- DIRECTION
Exact reproduction is required for all entries.

- SUPPLIED MATERIAL
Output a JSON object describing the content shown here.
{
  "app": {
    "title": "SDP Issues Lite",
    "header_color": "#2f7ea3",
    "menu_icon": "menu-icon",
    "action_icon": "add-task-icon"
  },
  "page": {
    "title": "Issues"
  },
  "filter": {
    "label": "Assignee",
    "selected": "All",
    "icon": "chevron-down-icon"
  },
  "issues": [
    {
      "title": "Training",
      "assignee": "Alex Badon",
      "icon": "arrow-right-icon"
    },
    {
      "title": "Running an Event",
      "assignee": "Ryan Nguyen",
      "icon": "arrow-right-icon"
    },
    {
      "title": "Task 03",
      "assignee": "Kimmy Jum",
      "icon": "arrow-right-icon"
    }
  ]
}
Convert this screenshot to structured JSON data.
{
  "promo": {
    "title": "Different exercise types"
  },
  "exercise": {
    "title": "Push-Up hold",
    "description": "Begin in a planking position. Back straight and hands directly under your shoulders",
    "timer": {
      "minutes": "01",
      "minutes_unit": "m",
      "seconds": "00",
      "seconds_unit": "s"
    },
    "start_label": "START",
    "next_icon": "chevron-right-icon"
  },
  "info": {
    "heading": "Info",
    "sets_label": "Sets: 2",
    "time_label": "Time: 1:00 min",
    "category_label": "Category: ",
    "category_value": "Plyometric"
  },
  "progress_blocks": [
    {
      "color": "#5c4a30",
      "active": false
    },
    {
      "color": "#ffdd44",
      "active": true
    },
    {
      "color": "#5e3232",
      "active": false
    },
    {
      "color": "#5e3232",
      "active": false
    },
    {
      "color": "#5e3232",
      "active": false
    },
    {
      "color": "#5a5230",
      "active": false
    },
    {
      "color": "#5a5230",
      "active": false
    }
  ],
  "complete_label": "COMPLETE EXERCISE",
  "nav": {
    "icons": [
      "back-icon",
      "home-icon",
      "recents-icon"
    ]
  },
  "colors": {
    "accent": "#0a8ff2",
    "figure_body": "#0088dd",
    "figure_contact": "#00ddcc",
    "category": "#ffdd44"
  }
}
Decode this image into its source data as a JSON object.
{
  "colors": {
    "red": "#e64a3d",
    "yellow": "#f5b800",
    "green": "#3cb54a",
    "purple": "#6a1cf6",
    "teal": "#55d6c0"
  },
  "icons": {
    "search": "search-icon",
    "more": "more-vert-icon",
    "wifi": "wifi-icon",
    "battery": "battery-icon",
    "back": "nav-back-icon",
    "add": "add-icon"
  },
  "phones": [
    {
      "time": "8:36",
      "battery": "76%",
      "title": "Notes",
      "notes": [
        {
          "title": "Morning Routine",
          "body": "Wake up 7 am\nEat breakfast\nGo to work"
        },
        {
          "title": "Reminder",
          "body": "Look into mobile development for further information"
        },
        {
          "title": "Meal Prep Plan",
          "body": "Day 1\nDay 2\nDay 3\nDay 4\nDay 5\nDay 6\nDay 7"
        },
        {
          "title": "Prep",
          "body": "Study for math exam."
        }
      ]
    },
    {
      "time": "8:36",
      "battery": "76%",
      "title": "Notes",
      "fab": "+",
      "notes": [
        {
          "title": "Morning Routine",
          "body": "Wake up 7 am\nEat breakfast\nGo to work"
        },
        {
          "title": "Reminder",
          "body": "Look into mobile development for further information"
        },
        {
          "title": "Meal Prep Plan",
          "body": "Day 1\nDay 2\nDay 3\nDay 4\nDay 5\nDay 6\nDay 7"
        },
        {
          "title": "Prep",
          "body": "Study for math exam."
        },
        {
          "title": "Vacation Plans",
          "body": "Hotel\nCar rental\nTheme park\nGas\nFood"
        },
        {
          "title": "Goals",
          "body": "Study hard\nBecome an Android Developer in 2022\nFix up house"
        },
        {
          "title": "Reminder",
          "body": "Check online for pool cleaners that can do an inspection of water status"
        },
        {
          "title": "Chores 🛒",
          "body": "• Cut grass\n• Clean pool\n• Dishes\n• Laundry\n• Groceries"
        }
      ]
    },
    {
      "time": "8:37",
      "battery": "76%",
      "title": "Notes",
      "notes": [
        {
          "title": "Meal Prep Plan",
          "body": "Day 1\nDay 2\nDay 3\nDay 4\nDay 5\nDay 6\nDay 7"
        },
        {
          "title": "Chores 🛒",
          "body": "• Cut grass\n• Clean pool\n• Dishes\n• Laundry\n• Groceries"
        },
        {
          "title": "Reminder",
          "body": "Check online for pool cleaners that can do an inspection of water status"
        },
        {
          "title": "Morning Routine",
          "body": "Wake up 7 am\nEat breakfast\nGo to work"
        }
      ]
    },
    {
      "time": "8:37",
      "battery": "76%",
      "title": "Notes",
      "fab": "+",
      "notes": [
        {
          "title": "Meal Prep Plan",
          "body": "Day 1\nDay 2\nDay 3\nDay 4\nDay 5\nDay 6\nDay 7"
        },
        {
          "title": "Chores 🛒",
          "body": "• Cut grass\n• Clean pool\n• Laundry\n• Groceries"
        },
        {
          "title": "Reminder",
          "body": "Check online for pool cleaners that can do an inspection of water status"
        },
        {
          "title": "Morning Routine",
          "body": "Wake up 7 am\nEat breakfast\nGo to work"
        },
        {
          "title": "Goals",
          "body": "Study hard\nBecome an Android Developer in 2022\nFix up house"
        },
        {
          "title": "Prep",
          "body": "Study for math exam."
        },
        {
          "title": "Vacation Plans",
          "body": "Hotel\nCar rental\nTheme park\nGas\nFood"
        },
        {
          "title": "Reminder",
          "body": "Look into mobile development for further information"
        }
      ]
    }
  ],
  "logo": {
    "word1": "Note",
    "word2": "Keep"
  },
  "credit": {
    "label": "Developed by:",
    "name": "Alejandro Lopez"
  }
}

- COMPLETE ANSWER
Output a JSON object describing the content shown here.
{
  "app": {
    "title": "SDP Issues Lite",
    "header_color": "#2f7ea3",
    "menu_icon": "menu-icon",
    "action_icon": "add-task-icon"
  },
  "page": {
    "title": "Issues"
  },
  "filter": {
    "label": "Assignee",
    "selected": "All",
    "icon": "chevron-down-icon"
  },
  "issues": [
    {
      "title": "Training",
      "assignee": "Alex Badon",
      "icon": "arrow-right-icon"
    },
    {
      "title": "Running an Event",
      "assignee": "Ryan Nguyen",
      "icon": "arrow-right-icon"
    },
    {
      "title": "Task 03",
      "assignee": "Kimmy Jum",
      "icon": "arrow-right-icon"
    }
  ]
}
Convert this screenshot to structured JSON data.
{
  "promo": {
    "title": "Different exercise types"
  },
  "exercise": {
    "title": "Push-Up hold",
    "description": "Begin in a planking position. Back straight and hands directly under your shoulders",
    "timer": {
      "minutes": "01",
      "minutes_unit": "m",
      "seconds": "00",
      "seconds_unit": "s"
    },
    "start_label": "START",
    "next_icon": "chevron-right-icon"
  },
  "info": {
    "heading": "Info",
    "sets_label": "Sets: 2",
    "time_label": "Time: 1:00 min",
    "category_label": "Category: ",
    "category_value": "Plyometric"
  },
  "progress_blocks": [
    {
      "color": "#5c4a30",
      "active": false
    },
    {
      "color": "#ffdd44",
      "active": true
    },
    {
      "color": "#5e3232",
      "active": false
    },
    {
      "color": "#5e3232",
      "active": false
    },
    {
      "color": "#5e3232",
      "active": false
    },
    {
      "color": "#5a5230",
      "active": false
    },
    {
      "color": "#5a5230",
      "active": false
    }
  ],
  "complete_label": "COMPLETE EXERCISE",
  "nav": {
    "icons": [
      "back-icon",
      "home-icon",
      "recents-icon"
    ]
  },
  "colors": {
    "accent": "#0a8ff2",
    "figure_body": "#0088dd",
    "figure_contact": "#00ddcc",
    "category": "#ffdd44"
  }
}
Decode this image into its source data as a JSON object.
{
  "colors": {
    "red": "#e64a3d",
    "yellow": "#f5b800",
    "green": "#3cb54a",
    "purple": "#6a1cf6",
    "teal": "#55d6c0"
  },
  "icons": {
    "search": "search-icon",
    "more": "more-vert-icon",
    "wifi": "wifi-icon",
    "battery": "battery-icon",
    "back": "nav-back-icon",
    "add": "add-icon"
  },
  "phones": [
    {
      "time": "8:36",
      "battery": "76%",
      "title": "Notes",
      "notes": [
        {
          "title": "Morning Routine",
          "body": "Wake up 7 am\nEat breakfast\nGo to work"
        },
        {
          "title": "Reminder",
          "body": "Look into mobile development for further information"
        },
        {
          "title": "Meal Prep Plan",
          "body": "Day 1\nDay 2\nDay 3\nDay 4\nDay 5\nDay 6\nDay 7"
        },
        {
          "title": "Prep",
          "body": "Study for math exam."
        }
      ]
    },
    {
      "time": "8:36",
      "battery": "76%",
      "title": "Notes",
      "fab": "+",
      "notes": [
        {
          "title": "Morning Routine",
          "body": "Wake up 7 am\nEat breakfast\nGo to work"
        },
        {
          "title": "Reminder",
          "body": "Look into mobile development for further information"
        },
        {
          "title": "Meal Prep Plan",
          "body": "Day 1\nDay 2\nDay 3\nDay 4\nDay 5\nDay 6\nDay 7"
        },
        {
          "title": "Prep",
          "body": "Study for math exam."
        },
        {
          "title": "Vacation Plans",
          "body": "Hotel\nCar rental\nTheme park\nGas\nFood"
        },
        {
          "title": "Goals",
          "body": "Study hard\nBecome an Android Developer in 2022\nFix up house"
        },
        {
          "title": "Reminder",
          "body": "Check online for pool cleaners that can do an inspection of water status"
        },
        {
          "title": "Chores 🛒",
          "body": "• Cut grass\n• Clean pool\n• Dishes\n• Laundry\n• Groceries"
        }
      ]
    },
    {
      "time": "8:37",
      "battery": "76%",
      "title": "Notes",
      "notes": [
        {
          "title": "Meal Prep Plan",
          "body": "Day 1\nDay 2\nDay 3\nDay 4\nDay 5\nDay 6\nDay 7"
        },
        {
          "title": "Chores 🛒",
          "body": "• Cut grass\n• Clean pool\n• Dishes\n• Laundry\n• Groceries"
        },
        {
          "title": "Reminder",
          "body": "Check online for pool cleaners that can do an inspection of water status"
        },
        {
          "title": "Morning Routine",
          "body": "Wake up 7 am\nEat breakfast\nGo to work"
        }
      ]
    },
    {
      "time": "8:37",
      "battery": "76%",
      "title": "Notes",
      "fab": "+",
      "notes": [
        {
          "title": "Meal Prep Plan",
          "body": "Day 1\nDay 2\nDay 3\nDay 4\nDay 5\nDay 6\nDay 7"
        },
        {
          "title": "Chores 🛒",
          "body": "• Cut grass\n• Clean pool\n• Laundry\n• Groceries"
        },
        {
          "title": "Reminder",
          "body": "Check online for pool cleaners that can do an inspection of water status"
        },
        {
          "title": "Morning Routine",
          "body": "Wake up 7 am\nEat breakfast\nGo to work"
        },
        {
          "title": "Goals",
          "body": "Study hard\nBecome an Android Developer in 2022\nFix up house"
        },
        {
          "title": "Prep",
          "body": "Study for math exam."
        },
        {
          "title": "Vacation Plans",
          "body": "Hotel\nCar rental\nTheme park\nGas\nFood"
        },
        {
          "title": "Reminder",
          "body": "Look into mobile development for further information"
        }
      ]
    }
  ],
  "logo": {
    "word1": "Note",
    "word2": "Keep"
  },
  "credit": {
    "label": "Developed by:",
    "name": "Alejandro Lopez"
  }
}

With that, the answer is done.